:: PROBLEM ::
Your task is to extract every entry that follows word for word while excluding the pictures.
Start of GIVEN DATA
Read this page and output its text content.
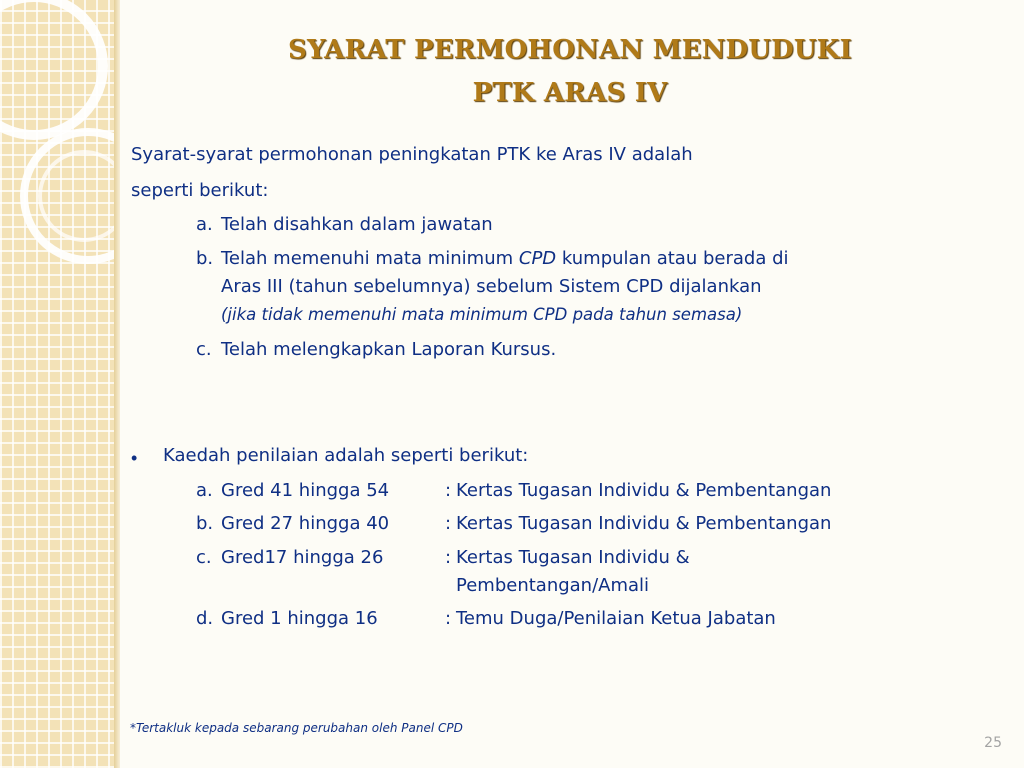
SYARAT PERMOHONAN MENDUDUKI
PTK ARAS IV

Syarat-syarat permohonan peningkatan PTK ke Aras IV adalah

seperti berikut:

a. Telah disahkan dalam jawatan

b. Telah memenuhi mata minimum CPD kumpulan atau berada di

Aras III (tahun sebelumnya) sebelum Sistem CPD dijalankan

(jika tidak memenuhi mata minimum CPD pada tahun semasa)

c. Telah melengkapkan Laporan Kursus.

• Kaedah penilaian adalah seperti berikut:

a. Gred 41 hingga 54	: Kertas Tugasan Individu & Pembentangan

b. Gred 27 hingga 40	: Kertas Tugasan Individu & Pembentangan

c. Gred17 hingga 26	: Kertas Tugasan Individu &

Pembentangan/Amali

d. Gred 1 hingga 16	: Temu Duga/Penilaian Ketua Jabatan

*Tertakluk kepada sebarang perubahan oleh Panel CPD

25
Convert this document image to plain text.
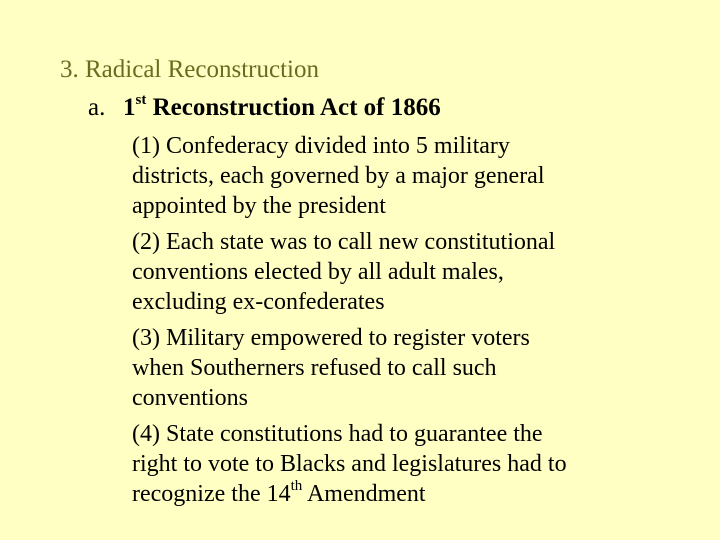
3. Radical Reconstruction
a. 1st Reconstruction Act of 1866
(1) Confederacy divided into 5 military
districts, each governed by a major general
appointed by the president
(2) Each state was to call new constitutional
conventions elected by all adult males,
excluding ex-confederates
(3) Military empowered to register voters
when Southerners refused to call such
conventions
(4) State constitutions had to guarantee the
right to vote to Blacks and legislatures had to
recognize the 14th Amendment
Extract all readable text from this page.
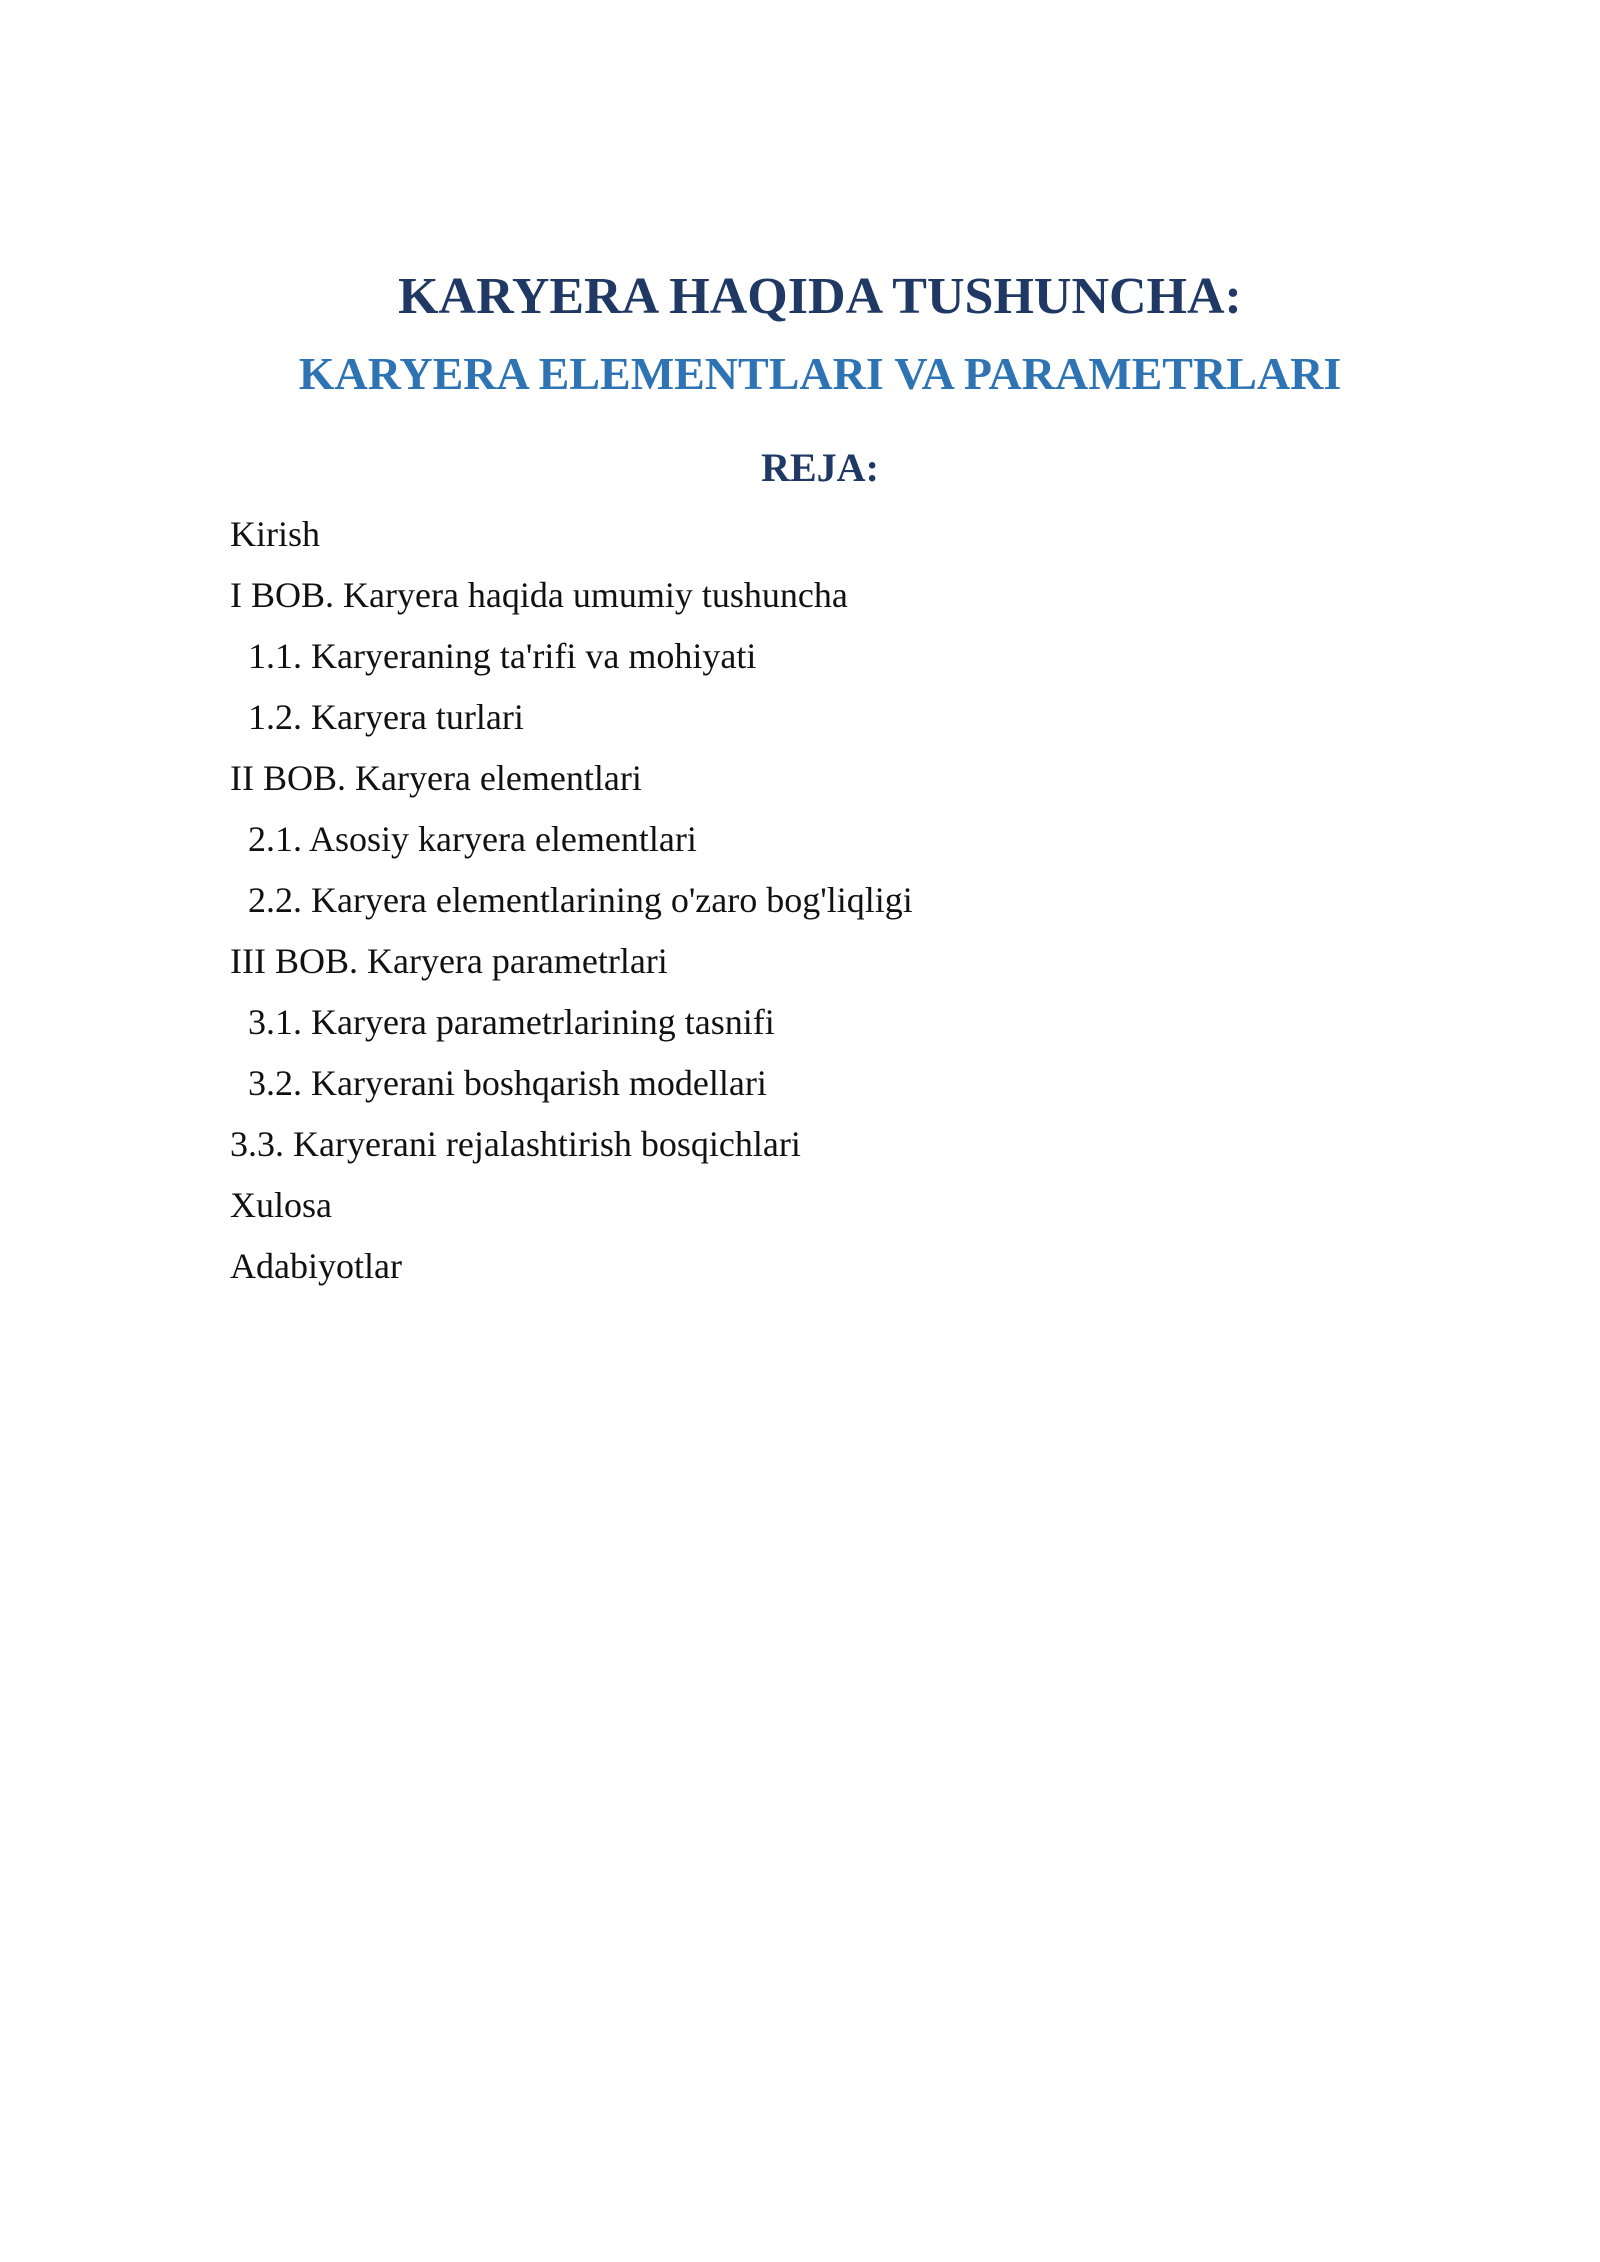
KARYERA HAQIDA TUSHUNCHA:
KARYERA ELEMENTLARI VA PARAMETRLARI
REJA:
Kirish
I BOB. Karyera haqida umumiy tushuncha
1.1. Karyeraning ta'rifi va mohiyati
1.2. Karyera turlari
II BOB. Karyera elementlari
2.1. Asosiy karyera elementlari
2.2. Karyera elementlarining o'zaro bog'liqligi
III BOB. Karyera parametrlari
3.1. Karyera parametrlarining tasnifi
3.2. Karyerani boshqarish modellari
3.3. Karyerani rejalashtirish bosqichlari
Xulosa
Adabiyotlar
End of GIVEN DATA
:: CORRECT RESPONSE ::
Read this page and output its text content.
SYARAT PERMOHONAN MENDUDUKI
PTK ARAS IV

Syarat-syarat permohonan peningkatan PTK ke Aras IV adalah

seperti berikut:

a. Telah disahkan dalam jawatan

b. Telah memenuhi mata minimum CPD kumpulan atau berada di

Aras III (tahun sebelumnya) sebelum Sistem CPD dijalankan

(jika tidak memenuhi mata minimum CPD pada tahun semasa)

c. Telah melengkapkan Laporan Kursus.

• Kaedah penilaian adalah seperti berikut:

a. Gred 41 hingga 54	: Kertas Tugasan Individu & Pembentangan

b. Gred 27 hingga 40	: Kertas Tugasan Individu & Pembentangan

c. Gred17 hingga 26	: Kertas Tugasan Individu &

Pembentangan/Amali

d. Gred 1 hingga 16	: Temu Duga/Penilaian Ketua Jabatan

*Tertakluk kepada sebarang perubahan oleh Panel CPD

25
Convert this document image to plain text.
3. Radical Reconstruction
a. 1st Reconstruction Act of 1866
(1) Confederacy divided into 5 military
districts, each governed by a major general
appointed by the president
(2) Each state was to call new constitutional
conventions elected by all adult males,
excluding ex-confederates
(3) Military empowered to register voters
when Southerners refused to call such
conventions
(4) State constitutions had to guarantee the
right to vote to Blacks and legislatures had to
recognize the 14th Amendment
Extract all readable text from this page.
KARYERA HAQIDA TUSHUNCHA:
KARYERA ELEMENTLARI VA PARAMETRLARI
REJA:
Kirish
I BOB. Karyera haqida umumiy tushuncha
1.1. Karyeraning ta'rifi va mohiyati
1.2. Karyera turlari
II BOB. Karyera elementlari
2.1. Asosiy karyera elementlari
2.2. Karyera elementlarining o'zaro bog'liqligi
III BOB. Karyera parametrlari
3.1. Karyera parametrlarining tasnifi
3.2. Karyerani boshqarish modellari
3.3. Karyerani rejalashtirish bosqichlari
Xulosa
Adabiyotlar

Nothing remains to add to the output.